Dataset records
↓↓↓
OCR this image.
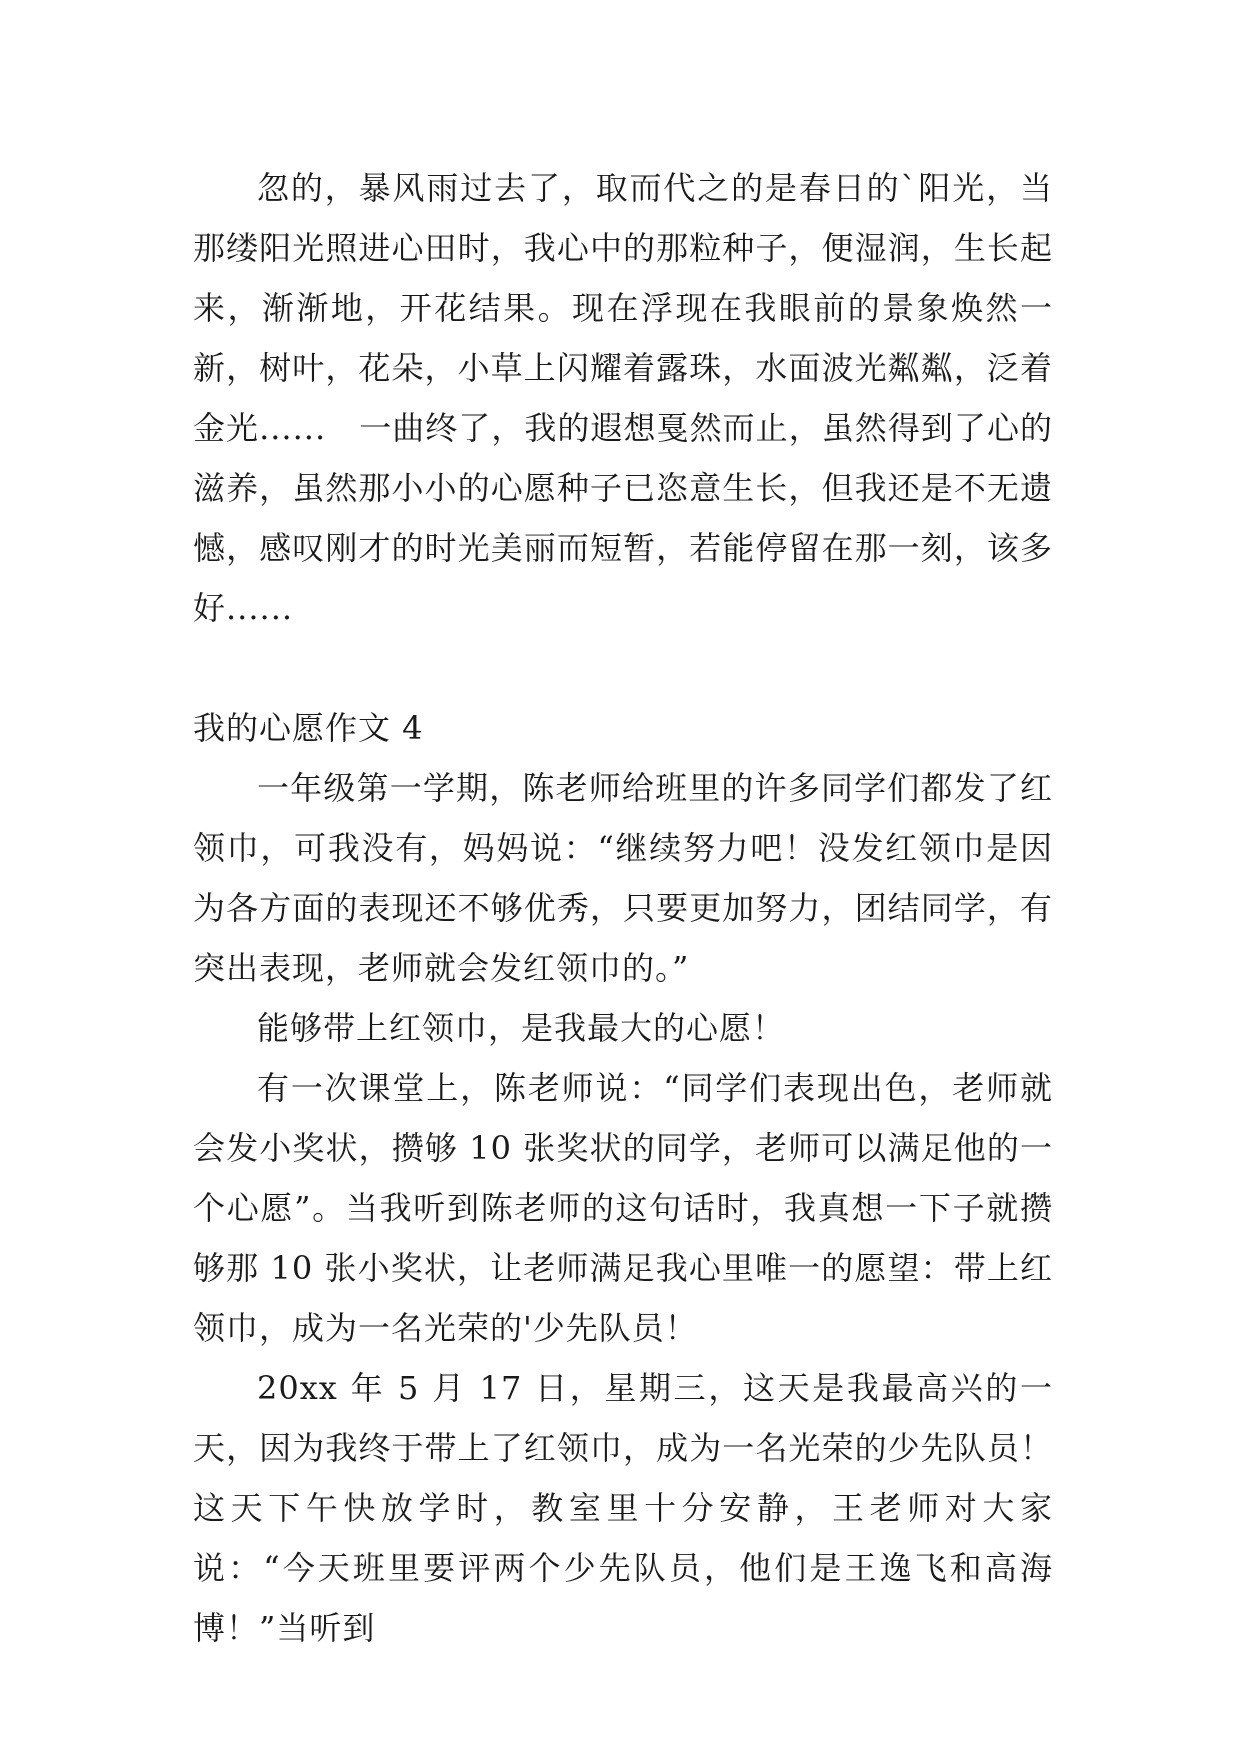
忽的，暴风雨过去了，取而代之的是春日的`阳光，当那缕阳光照进心田时，我心中的那粒种子，便湿润，生长起来，渐渐地，开花结果。现在浮现在我眼前的景象焕然一新，树叶，花朵，小草上闪耀着露珠，水面波光粼粼，泛着金光......　一曲终了，我的遐想戛然而止，虽然得到了心的滋养，虽然那小小的心愿种子已恣意生长，但我还是不无遗憾，感叹刚才的时光美丽而短暂，若能停留在那一刻，该多好......

我的心愿作文 4

一年级第一学期，陈老师给班里的许多同学们都发了红领巾，可我没有，妈妈说：“继续努力吧！没发红领巾是因为各方面的表现还不够优秀，只要更加努力，团结同学，有突出表现，老师就会发红领巾的。”

能够带上红领巾，是我最大的心愿！

有一次课堂上，陈老师说：“同学们表现出色，老师就会发小奖状，攒够 10 张奖状的同学，老师可以满足他的一个心愿”。当我听到陈老师的这句话时，我真想一下子就攒够那 10 张小奖状，让老师满足我心里唯一的愿望：带上红领巾，成为一名光荣的'少先队员！

20xx 年 5 月 17 日，星期三，这天是我最高兴的一天，因为我终于带上了红领巾，成为一名光荣的少先队员！这天下午快放学时，教室里十分安静，王老师对大家说：“今天班里要评两个少先队员，他们是王逸飞和高海博！”当听到
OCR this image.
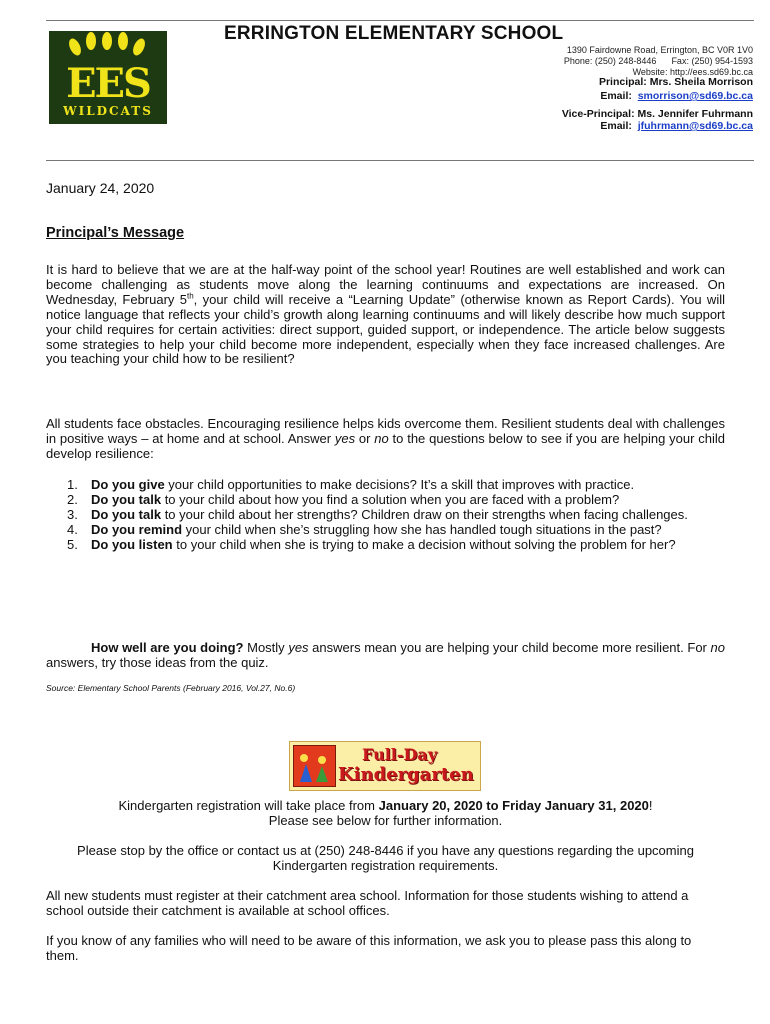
EES
WILDCATS
ERRINGTON ELEMENTARY SCHOOL
1390 Fairdowne Road, Errington, BC V0R 1V0
Phone: (250) 248-8446 Fax: (250) 954-1593
Website: http://ees.sd69.bc.ca
Principal: Mrs. Sheila Morrison
Email: smorrison@sd69.bc.ca
Vice-Principal: Ms. Jennifer Fuhrmann
Email: jfuhrmann@sd69.bc.ca
January 24, 2020
Principal’s Message
It is hard to believe that we are at the half-way point of the school year! Routines are well established and work can become challenging as students move along the learning continuums and expectations are increased. On Wednesday, February 5th, your child will receive a “Learning Update” (otherwise known as Report Cards). You will notice language that reflects your child’s growth along learning continuums and will likely describe how much support your child requires for certain activities: direct support, guided support, or independence. The article below suggests some strategies to help your child become more independent, especially when they face increased challenges. Are you teaching your child how to be resilient?
All students face obstacles. Encouraging resilience helps kids overcome them. Resilient students deal with challenges in positive ways – at home and at school. Answer yes or no to the questions below to see if you are helping your child develop resilience:
1. Do you give your child opportunities to make decisions? It’s a skill that improves with practice.
2. Do you talk to your child about how you find a solution when you are faced with a problem?
3. Do you talk to your child about her strengths? Children draw on their strengths when facing challenges.
4. Do you remind your child when she’s struggling how she has handled tough situations in the past?
5. Do you listen to your child when she is trying to make a decision without solving the problem for her?
How well are you doing? Mostly yes answers mean you are helping your child become more resilient. For no answers, try those ideas from the quiz.
Source: Elementary School Parents (February 2016, Vol.27, No.6)
Full-Day
Kindergarten
Kindergarten registration will take place from January 20, 2020 to Friday January 31, 2020!
Please see below for further information.
Please stop by the office or contact us at (250) 248-8446 if you have any questions regarding the upcoming Kindergarten registration requirements.
All new students must register at their catchment area school. Information for those students wishing to attend a school outside their catchment is available at school offices.
If you know of any families who will need to be aware of this information, we ask you to please pass this along to them.
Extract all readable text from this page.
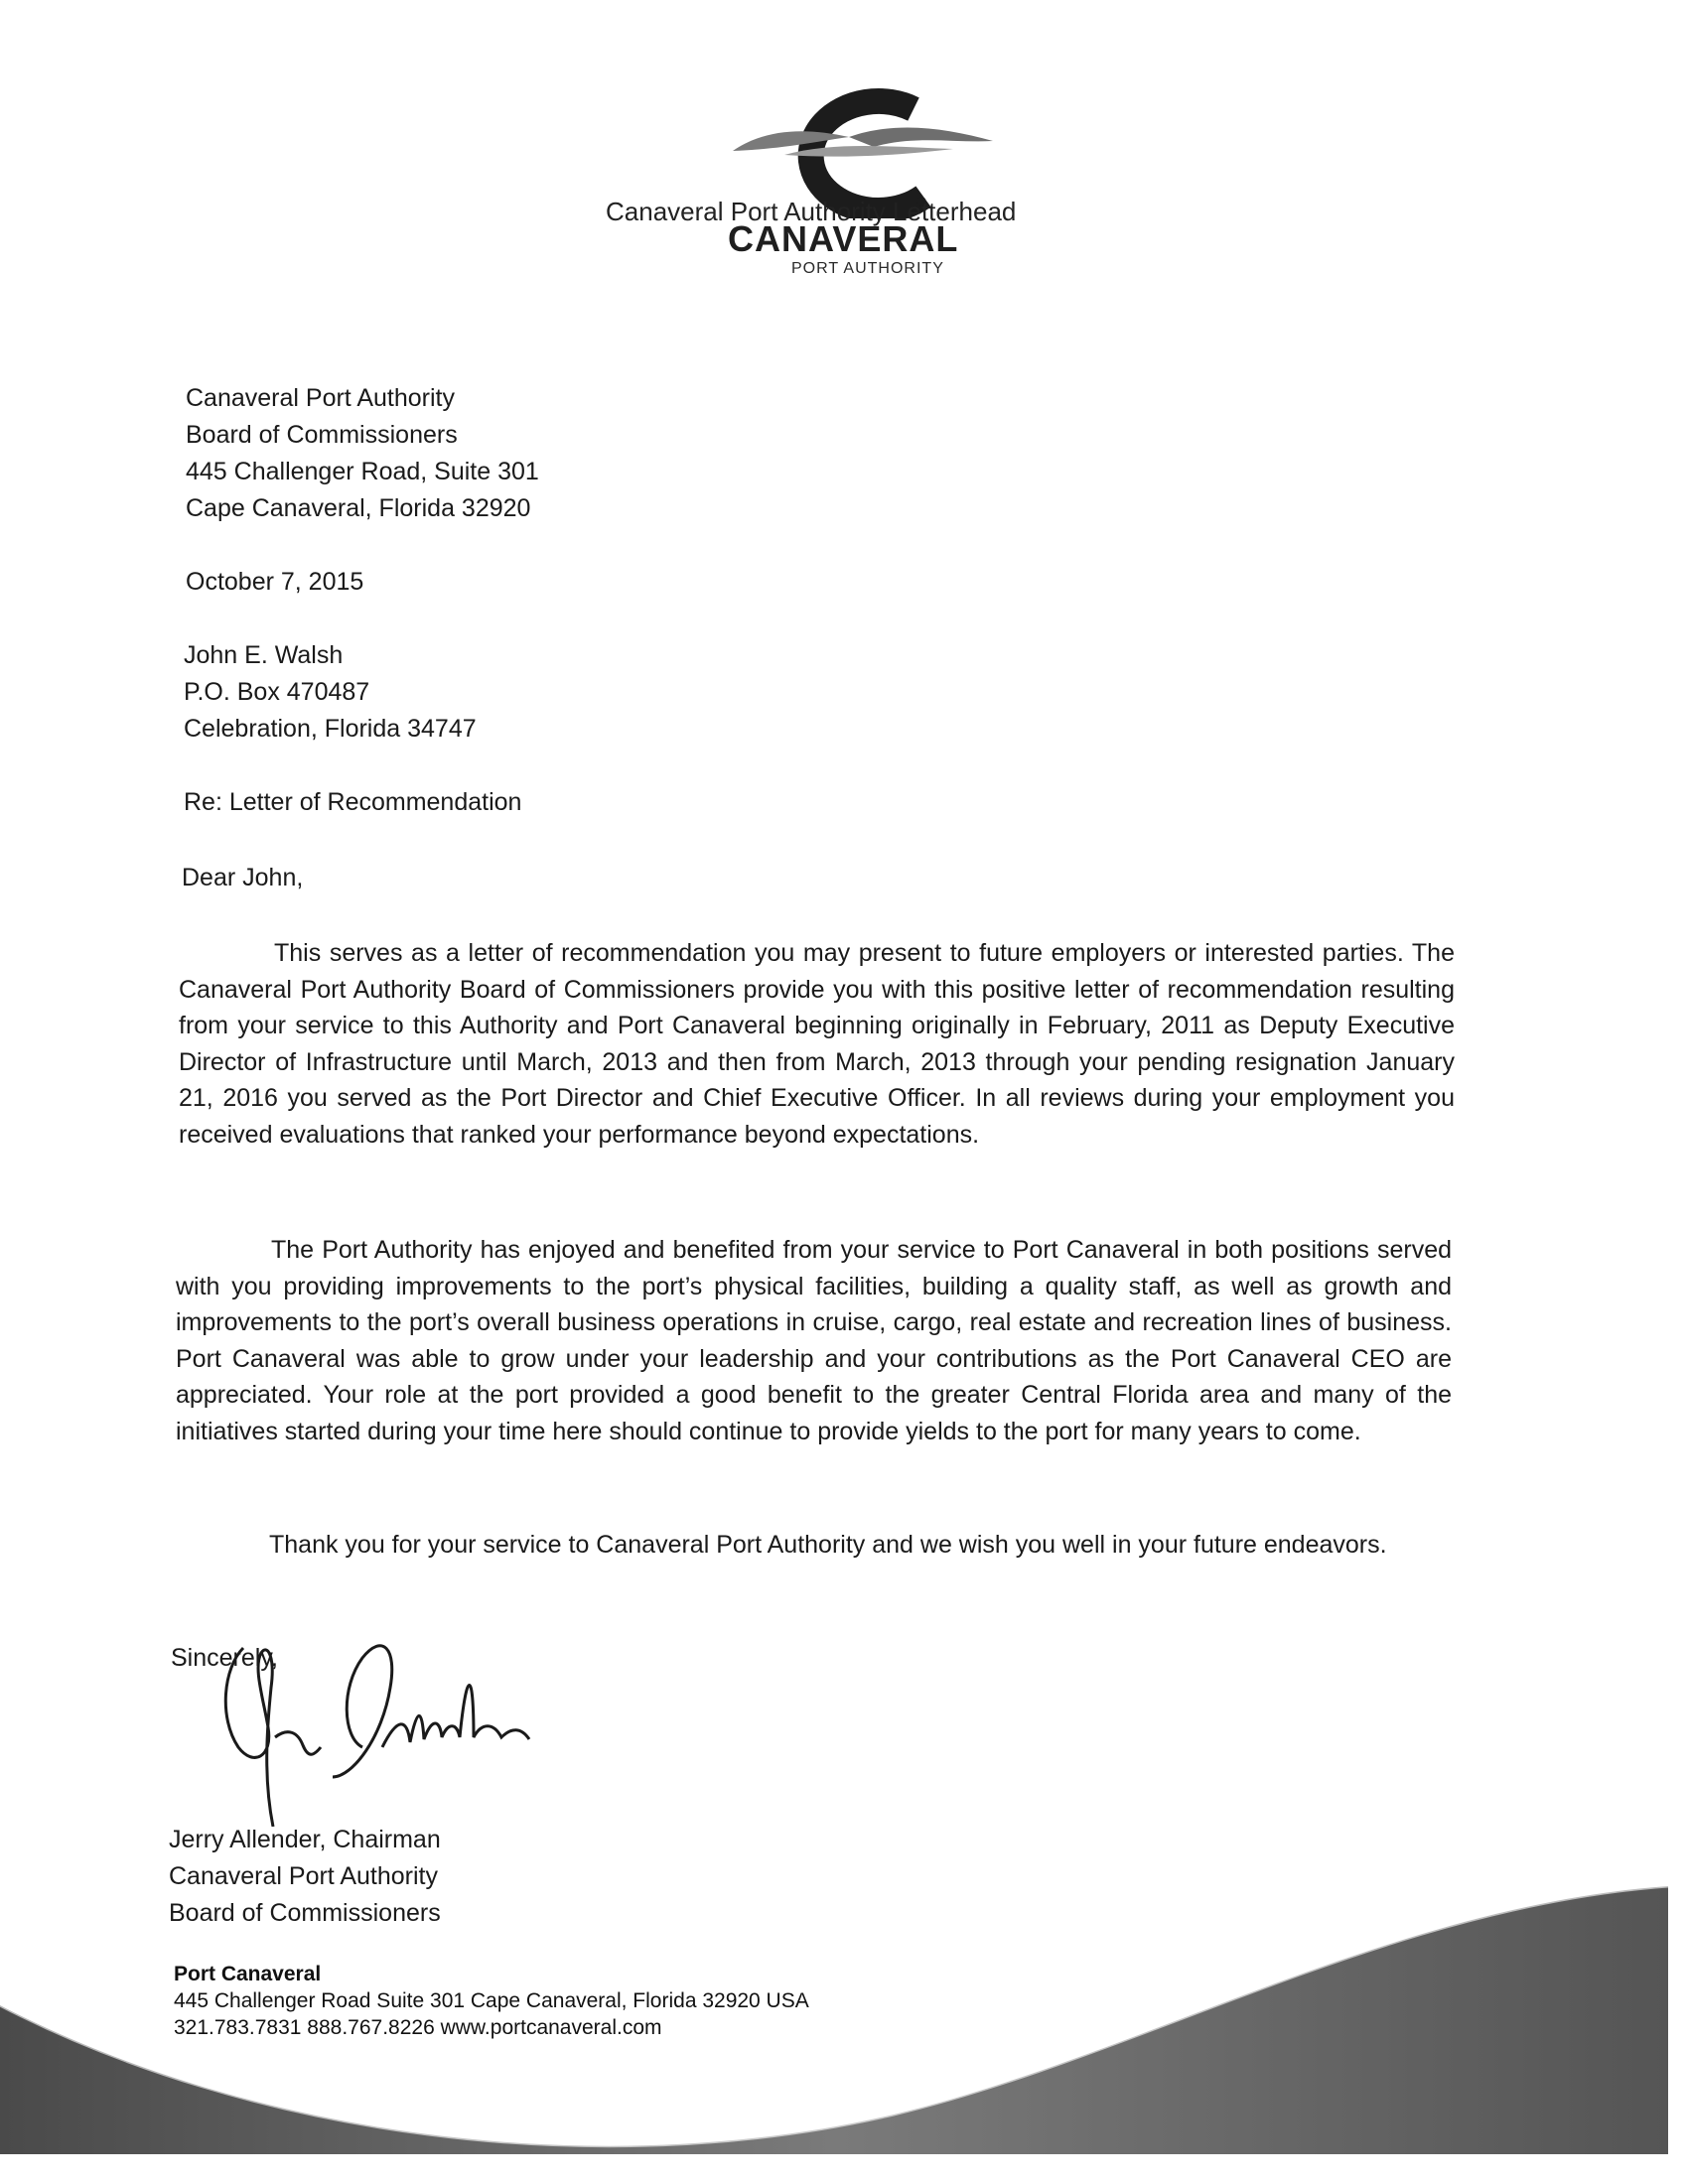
Canaveral Port Authority Letterhead
CANAVERAL
PORT AUTHORITY
Canaveral Port Authority
Board of Commissioners
445 Challenger Road, Suite 301
Cape Canaveral, Florida 32920
October 7, 2015
John E. Walsh
P.O. Box 470487
Celebration, Florida 34747
Re: Letter of Recommendation
Dear John,
This serves as a letter of recommendation you may present to future employers or interested parties. The Canaveral Port Authority Board of Commissioners provide you with this positive letter of recommendation resulting from your service to this Authority and Port Canaveral beginning originally in February, 2011 as Deputy Executive Director of Infrastructure until March, 2013 and then from March, 2013 through your pending resignation January 21, 2016 you served as the Port Director and Chief Executive Officer. In all reviews during your employment you received evaluations that ranked your performance beyond expectations.
The Port Authority has enjoyed and benefited from your service to Port Canaveral in both positions served with you providing improvements to the port’s physical facilities, building a quality staff, as well as growth and improvements to the port’s overall business operations in cruise, cargo, real estate and recreation lines of business. Port Canaveral was able to grow under your leadership and your contributions as the Port Canaveral CEO are appreciated. Your role at the port provided a good benefit to the greater Central Florida area and many of the initiatives started during your time here should continue to provide yields to the port for many years to come.
Thank you for your service to Canaveral Port Authority and we wish you well in your future endeavors.
Sincerely,
Jerry Allender, Chairman
Canaveral Port Authority
Board of Commissioners
Port Canaveral
445 Challenger Road Suite 301 Cape Canaveral, Florida 32920 USA
321.783.7831 888.767.8226 www.portcanaveral.com
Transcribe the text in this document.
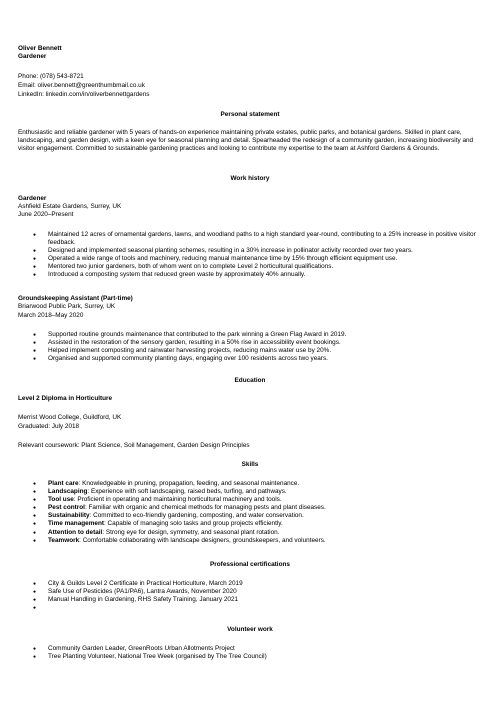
Oliver Bennett
Gardener
Phone: (078) 543-8721
Email: oliver.bennett@greenthumbmail.co.uk
LinkedIn: linkedin.com/in/oliverbennettgardens
Personal statement
Enthusiastic and reliable gardener with 5 years of hands-on experience maintaining private estates, public parks, and botanical gardens. Skilled in plant care, landscaping, and garden design, with a keen eye for seasonal planning and detail. Spearheaded the redesign of a community garden, increasing biodiversity and visitor engagement. Committed to sustainable gardening practices and looking to contribute my expertise to the team at Ashford Gardens & Grounds.
Work history
Gardener
Ashfield Estate Gardens, Surrey, UK
June 2020–Present
● Maintained 12 acres of ornamental gardens, lawns, and woodland paths to a high standard year-round, contributing to a 25% increase in positive visitor feedback.
● Designed and implemented seasonal planting schemes, resulting in a 30% increase in pollinator activity recorded over two years.
● Operated a wide range of tools and machinery, reducing manual maintenance time by 15% through efficient equipment use.
● Mentored two junior gardeners, both of whom went on to complete Level 2 horticultural qualifications.
● Introduced a composting system that reduced green waste by approximately 40% annually.
Groundskeeping Assistant (Part-time)
Briarwood Public Park, Surrey, UK
March 2018–May 2020
● Supported routine grounds maintenance that contributed to the park winning a Green Flag Award in 2019.
● Assisted in the restoration of the sensory garden, resulting in a 50% rise in accessibility event bookings.
● Helped implement composting and rainwater harvesting projects, reducing mains water use by 20%.
● Organised and supported community planting days, engaging over 100 residents across two years.
Education
Level 2 Diploma in Horticulture
Merrist Wood College, Guildford, UK
Graduated: July 2018
Relevant coursework: Plant Science, Soil Management, Garden Design Principles
Skills
● Plant care: Knowledgeable in pruning, propagation, feeding, and seasonal maintenance.
● Landscaping: Experience with soft landscaping, raised beds, turfing, and pathways.
● Tool use: Proficient in operating and maintaining horticultural machinery and tools.
● Pest control: Familiar with organic and chemical methods for managing pests and plant diseases.
● Sustainability: Committed to eco-friendly gardening, composting, and water conservation.
● Time management: Capable of managing solo tasks and group projects efficiently.
● Attention to detail: Strong eye for design, symmetry, and seasonal plant rotation.
● Teamwork: Comfortable collaborating with landscape designers, groundskeepers, and volunteers.
Professional certifications
● City & Guilds Level 2 Certificate in Practical Horticulture, March 2019
● Safe Use of Pesticides (PA1/PA6), Lantra Awards, November 2020
● Manual Handling in Gardening, RHS Safety Training, January 2021
●
Volunteer work
● Community Garden Leader, GreenRoots Urban Allotments Project
● Tree Planting Volunteer, National Tree Week (organised by The Tree Council)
↑↑↑
» What is required: Filter the records down to the lines that contain the string "growth", and copy those lines.

» Exercise output:
It is hard to believe that we are at the half-way point of the school year! Routines are well established and work can become challenging as students move along the learning continuums and expectations are increased. On Wednesday, February 5th, your child will receive a “Learning Update” (otherwise known as Report Cards). You will notice language that reflects your child’s growth along learning continuums and will likely describe how much support your child requires for certain activities: direct support, guided support, or independence. The article below suggests some strategies to help your child become more independent, especially when they face increased challenges. Are you teaching your child how to be resilient?
The Port Authority has enjoyed and benefited from your service to Port Canaveral in both positions served with you providing improvements to the port’s physical facilities, building a quality staff, as well as growth and improvements to the port’s overall business operations in cruise, cargo, real estate and recreation lines of business. Port Canaveral was able to grow under your leadership and your contributions as the Port Canaveral CEO are appreciated. Your role at the port provided a good benefit to the greater Central Florida area and many of the initiatives started during your time here should continue to provide yields to the port for many years to come.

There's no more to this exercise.